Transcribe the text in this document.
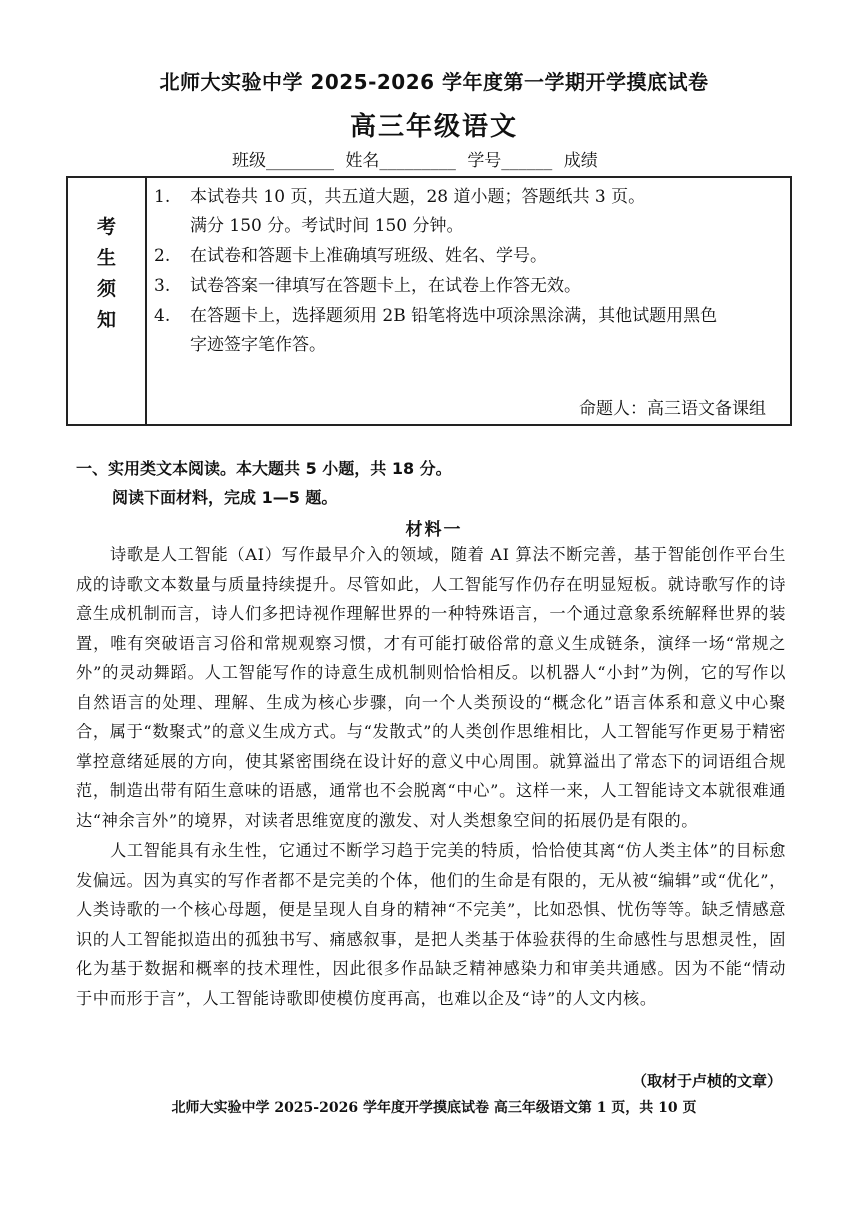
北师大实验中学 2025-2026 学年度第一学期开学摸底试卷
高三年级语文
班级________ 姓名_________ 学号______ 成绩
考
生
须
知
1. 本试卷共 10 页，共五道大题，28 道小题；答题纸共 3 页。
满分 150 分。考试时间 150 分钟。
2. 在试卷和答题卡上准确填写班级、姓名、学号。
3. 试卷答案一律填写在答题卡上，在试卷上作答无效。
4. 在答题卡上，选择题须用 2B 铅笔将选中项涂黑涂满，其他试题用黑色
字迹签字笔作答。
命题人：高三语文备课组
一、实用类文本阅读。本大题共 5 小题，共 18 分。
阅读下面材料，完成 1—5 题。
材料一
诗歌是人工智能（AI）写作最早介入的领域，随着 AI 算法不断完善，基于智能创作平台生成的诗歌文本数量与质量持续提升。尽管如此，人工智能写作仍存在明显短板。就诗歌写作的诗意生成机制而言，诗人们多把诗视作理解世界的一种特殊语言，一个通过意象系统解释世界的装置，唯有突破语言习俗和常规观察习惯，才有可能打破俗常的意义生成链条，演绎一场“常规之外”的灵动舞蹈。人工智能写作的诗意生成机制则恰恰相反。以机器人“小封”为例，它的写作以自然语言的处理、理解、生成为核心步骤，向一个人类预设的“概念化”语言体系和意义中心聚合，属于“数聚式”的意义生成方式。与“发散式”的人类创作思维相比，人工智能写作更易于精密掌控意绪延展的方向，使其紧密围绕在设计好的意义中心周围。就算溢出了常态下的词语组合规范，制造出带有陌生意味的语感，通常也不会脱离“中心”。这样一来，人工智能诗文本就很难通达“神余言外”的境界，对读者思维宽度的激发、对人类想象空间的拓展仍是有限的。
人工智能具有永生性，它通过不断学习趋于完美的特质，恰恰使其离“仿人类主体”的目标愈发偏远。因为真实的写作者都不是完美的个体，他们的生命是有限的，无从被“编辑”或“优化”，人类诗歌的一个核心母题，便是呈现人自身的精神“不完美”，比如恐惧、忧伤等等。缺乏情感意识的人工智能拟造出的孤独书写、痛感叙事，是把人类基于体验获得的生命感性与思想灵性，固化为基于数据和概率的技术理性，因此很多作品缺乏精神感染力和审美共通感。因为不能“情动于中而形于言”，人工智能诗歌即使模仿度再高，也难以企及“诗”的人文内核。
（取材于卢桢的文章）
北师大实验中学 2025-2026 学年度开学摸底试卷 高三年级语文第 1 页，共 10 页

--

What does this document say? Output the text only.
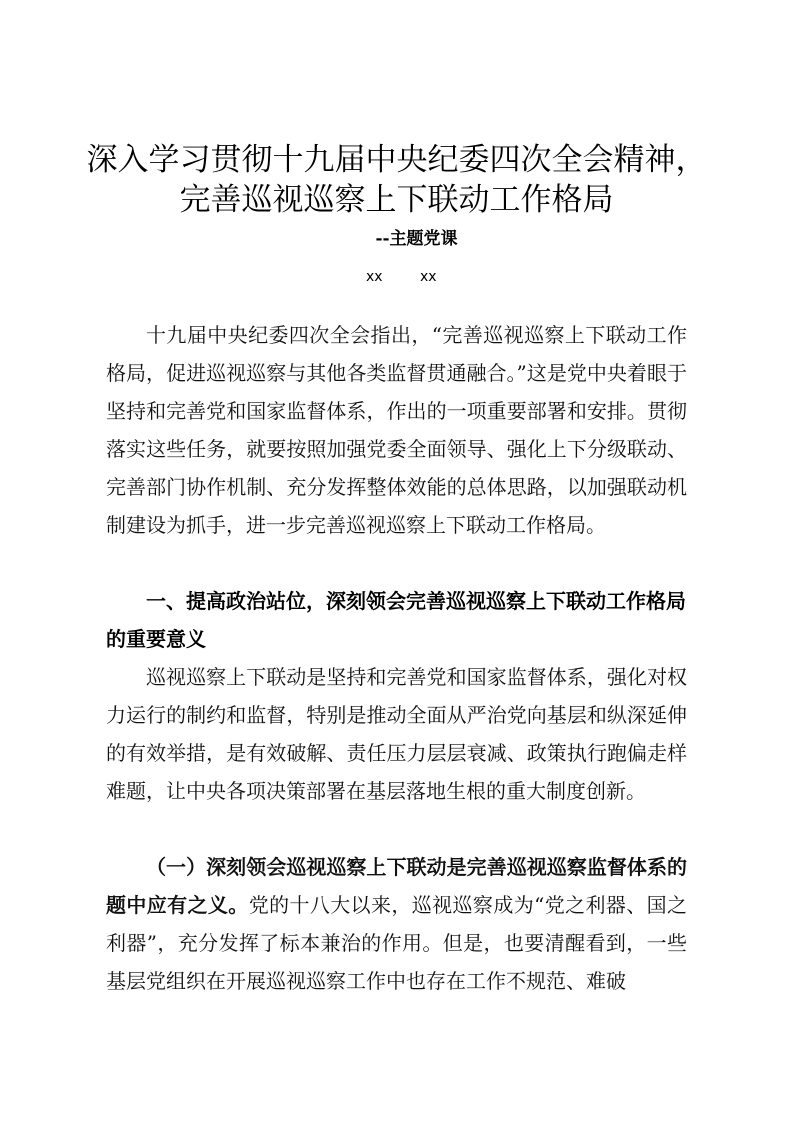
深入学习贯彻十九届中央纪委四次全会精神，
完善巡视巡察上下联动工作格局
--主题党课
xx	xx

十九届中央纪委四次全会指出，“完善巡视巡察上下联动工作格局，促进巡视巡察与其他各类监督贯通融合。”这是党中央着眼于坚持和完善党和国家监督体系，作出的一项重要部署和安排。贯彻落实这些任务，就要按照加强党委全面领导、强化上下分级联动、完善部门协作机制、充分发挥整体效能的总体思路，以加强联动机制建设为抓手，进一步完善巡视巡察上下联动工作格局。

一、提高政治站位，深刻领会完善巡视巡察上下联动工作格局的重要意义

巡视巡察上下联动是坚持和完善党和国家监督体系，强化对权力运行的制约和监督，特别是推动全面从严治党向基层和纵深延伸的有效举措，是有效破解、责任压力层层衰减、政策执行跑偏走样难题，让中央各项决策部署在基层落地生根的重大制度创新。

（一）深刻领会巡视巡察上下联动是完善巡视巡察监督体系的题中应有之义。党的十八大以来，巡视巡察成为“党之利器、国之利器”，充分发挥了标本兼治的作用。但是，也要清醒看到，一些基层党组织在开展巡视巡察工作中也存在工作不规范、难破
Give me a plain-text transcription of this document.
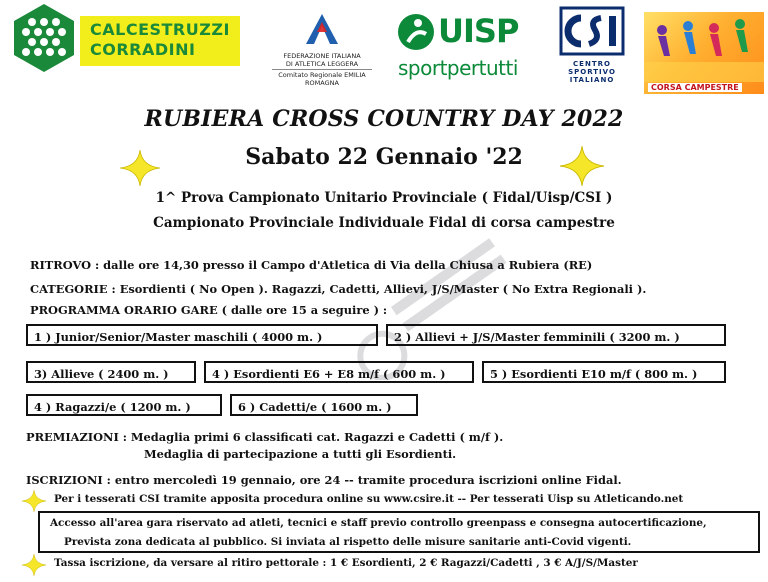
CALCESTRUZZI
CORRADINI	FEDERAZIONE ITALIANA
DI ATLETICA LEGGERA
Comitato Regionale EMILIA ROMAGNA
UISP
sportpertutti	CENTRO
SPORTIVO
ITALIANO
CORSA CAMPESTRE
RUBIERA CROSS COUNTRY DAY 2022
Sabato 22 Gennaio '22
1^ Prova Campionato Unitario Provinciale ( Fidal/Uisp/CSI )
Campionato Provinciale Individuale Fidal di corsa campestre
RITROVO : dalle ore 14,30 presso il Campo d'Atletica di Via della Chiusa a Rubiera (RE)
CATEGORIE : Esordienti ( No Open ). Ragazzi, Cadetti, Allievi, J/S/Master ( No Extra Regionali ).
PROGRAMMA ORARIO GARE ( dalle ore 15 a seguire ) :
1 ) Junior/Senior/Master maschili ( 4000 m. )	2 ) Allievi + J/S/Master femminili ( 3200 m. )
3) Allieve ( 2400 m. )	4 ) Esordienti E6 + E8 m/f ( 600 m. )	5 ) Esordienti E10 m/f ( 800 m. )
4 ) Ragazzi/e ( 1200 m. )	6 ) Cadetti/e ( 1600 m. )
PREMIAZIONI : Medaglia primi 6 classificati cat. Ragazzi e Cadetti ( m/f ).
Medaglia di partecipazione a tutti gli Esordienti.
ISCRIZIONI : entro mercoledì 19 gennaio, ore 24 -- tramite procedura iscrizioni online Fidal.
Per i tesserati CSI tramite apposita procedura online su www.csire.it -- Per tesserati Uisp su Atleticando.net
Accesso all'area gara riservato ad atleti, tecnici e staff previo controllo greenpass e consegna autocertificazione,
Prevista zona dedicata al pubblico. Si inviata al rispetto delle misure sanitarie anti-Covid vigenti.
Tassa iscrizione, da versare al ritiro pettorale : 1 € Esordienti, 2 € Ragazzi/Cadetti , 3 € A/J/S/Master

**The task:**
Reproduce each line from the records that contains the word "this".

**Answer in full:**
Transcribe the text in this document.
What does this document say? Output the text only.
Give me a plain-text transcription of this document.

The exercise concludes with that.